Identify all lines of the data containing the string "players" and copy them.

▶ [Extracted entries]:
══════

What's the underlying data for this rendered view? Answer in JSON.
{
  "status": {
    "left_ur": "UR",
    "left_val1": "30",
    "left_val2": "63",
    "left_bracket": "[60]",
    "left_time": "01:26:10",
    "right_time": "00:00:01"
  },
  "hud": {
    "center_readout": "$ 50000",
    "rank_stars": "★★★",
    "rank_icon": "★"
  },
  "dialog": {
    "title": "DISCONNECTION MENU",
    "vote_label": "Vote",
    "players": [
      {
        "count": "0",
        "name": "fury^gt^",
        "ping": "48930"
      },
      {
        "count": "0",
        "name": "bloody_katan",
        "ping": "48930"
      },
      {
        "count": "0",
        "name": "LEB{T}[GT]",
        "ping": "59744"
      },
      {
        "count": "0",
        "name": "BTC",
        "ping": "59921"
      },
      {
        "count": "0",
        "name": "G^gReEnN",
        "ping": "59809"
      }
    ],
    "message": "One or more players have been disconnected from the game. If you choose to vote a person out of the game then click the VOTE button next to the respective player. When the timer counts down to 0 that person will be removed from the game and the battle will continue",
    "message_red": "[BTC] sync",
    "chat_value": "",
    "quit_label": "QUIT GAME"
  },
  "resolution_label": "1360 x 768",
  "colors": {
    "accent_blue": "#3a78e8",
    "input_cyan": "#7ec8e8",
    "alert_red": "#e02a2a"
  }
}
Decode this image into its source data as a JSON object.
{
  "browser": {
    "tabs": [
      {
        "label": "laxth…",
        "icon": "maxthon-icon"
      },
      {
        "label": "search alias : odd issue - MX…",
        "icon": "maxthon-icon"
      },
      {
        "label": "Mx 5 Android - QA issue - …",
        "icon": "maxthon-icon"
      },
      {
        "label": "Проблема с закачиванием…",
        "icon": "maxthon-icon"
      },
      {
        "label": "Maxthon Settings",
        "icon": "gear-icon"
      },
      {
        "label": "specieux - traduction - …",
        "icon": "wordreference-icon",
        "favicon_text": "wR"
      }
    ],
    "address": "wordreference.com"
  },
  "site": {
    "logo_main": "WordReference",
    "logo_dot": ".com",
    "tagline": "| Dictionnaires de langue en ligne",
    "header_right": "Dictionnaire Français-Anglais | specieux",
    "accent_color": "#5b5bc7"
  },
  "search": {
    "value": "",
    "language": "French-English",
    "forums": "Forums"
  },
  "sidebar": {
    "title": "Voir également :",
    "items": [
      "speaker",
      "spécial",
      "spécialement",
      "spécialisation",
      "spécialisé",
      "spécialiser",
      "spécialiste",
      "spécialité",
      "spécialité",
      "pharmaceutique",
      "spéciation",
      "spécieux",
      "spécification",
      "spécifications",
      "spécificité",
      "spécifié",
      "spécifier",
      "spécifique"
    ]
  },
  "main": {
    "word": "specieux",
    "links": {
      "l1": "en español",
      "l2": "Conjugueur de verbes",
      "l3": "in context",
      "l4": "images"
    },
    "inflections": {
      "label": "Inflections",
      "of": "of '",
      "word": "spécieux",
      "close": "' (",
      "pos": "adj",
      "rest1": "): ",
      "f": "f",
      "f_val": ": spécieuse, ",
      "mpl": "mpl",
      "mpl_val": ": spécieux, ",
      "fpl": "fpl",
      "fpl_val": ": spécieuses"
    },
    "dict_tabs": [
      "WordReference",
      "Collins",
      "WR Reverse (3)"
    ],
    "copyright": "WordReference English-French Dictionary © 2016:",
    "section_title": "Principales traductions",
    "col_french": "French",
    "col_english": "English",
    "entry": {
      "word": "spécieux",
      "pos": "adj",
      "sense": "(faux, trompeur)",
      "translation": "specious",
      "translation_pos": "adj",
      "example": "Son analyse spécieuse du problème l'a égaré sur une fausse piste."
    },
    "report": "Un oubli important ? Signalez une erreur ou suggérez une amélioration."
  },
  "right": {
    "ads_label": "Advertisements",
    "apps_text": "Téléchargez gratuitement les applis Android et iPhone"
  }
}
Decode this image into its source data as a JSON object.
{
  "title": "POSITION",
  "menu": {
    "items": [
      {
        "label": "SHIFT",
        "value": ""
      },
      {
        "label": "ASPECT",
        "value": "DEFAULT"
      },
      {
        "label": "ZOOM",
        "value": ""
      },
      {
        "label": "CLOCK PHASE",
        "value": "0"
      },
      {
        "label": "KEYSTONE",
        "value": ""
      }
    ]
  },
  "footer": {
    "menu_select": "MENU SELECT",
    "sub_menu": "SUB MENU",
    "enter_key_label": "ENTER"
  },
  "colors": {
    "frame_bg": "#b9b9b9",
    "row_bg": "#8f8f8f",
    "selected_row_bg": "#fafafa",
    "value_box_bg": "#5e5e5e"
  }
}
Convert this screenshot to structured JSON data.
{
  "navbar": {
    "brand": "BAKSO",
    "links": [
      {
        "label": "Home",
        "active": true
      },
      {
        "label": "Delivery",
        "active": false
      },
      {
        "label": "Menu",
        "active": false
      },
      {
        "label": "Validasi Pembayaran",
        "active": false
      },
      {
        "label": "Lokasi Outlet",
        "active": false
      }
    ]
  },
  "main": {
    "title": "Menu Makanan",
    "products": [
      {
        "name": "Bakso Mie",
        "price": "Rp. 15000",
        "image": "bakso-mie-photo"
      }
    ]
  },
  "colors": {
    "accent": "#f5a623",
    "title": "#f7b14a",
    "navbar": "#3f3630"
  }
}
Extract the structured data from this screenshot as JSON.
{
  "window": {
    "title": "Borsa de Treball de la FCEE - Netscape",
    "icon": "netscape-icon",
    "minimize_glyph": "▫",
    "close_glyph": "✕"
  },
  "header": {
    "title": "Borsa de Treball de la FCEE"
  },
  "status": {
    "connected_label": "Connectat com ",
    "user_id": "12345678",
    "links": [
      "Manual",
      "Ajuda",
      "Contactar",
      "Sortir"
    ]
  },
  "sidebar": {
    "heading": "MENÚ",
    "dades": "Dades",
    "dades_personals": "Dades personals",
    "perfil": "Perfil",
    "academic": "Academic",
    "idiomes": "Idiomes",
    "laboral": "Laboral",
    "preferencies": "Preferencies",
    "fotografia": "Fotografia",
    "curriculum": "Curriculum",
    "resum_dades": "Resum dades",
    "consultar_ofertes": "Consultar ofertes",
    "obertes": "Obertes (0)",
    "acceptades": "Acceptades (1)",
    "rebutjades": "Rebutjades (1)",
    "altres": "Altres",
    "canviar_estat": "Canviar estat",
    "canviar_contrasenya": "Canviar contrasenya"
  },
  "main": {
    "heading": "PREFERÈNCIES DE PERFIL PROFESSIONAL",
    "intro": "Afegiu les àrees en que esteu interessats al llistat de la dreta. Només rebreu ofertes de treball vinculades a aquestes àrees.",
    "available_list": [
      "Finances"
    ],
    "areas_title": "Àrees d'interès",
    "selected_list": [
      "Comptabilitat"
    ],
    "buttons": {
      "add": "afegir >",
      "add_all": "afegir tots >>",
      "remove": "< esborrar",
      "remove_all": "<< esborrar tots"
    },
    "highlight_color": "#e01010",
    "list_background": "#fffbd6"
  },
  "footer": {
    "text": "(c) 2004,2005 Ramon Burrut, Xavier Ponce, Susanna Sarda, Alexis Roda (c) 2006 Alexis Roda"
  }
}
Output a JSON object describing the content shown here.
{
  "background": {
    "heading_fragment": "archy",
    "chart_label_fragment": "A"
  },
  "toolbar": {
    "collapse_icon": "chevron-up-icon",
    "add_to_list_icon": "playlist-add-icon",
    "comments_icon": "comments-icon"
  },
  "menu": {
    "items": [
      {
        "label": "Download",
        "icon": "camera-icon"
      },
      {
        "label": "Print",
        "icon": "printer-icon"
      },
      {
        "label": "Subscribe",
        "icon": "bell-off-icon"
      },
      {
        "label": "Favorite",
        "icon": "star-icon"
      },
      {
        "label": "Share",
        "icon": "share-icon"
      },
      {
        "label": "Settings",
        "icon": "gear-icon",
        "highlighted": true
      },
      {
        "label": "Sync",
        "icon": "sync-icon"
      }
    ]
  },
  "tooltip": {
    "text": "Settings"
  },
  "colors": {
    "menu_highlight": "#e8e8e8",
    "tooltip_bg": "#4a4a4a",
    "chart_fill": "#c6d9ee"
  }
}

══════

▶ [Solved exercise]:
    "players": [
    "message": "One or more players have been disconnected from the game. If you choose to vote a person out of the game then click the VOTE button next to the respective player. When the timer counts down to 0 that person will be removed from the game and the battle will continue",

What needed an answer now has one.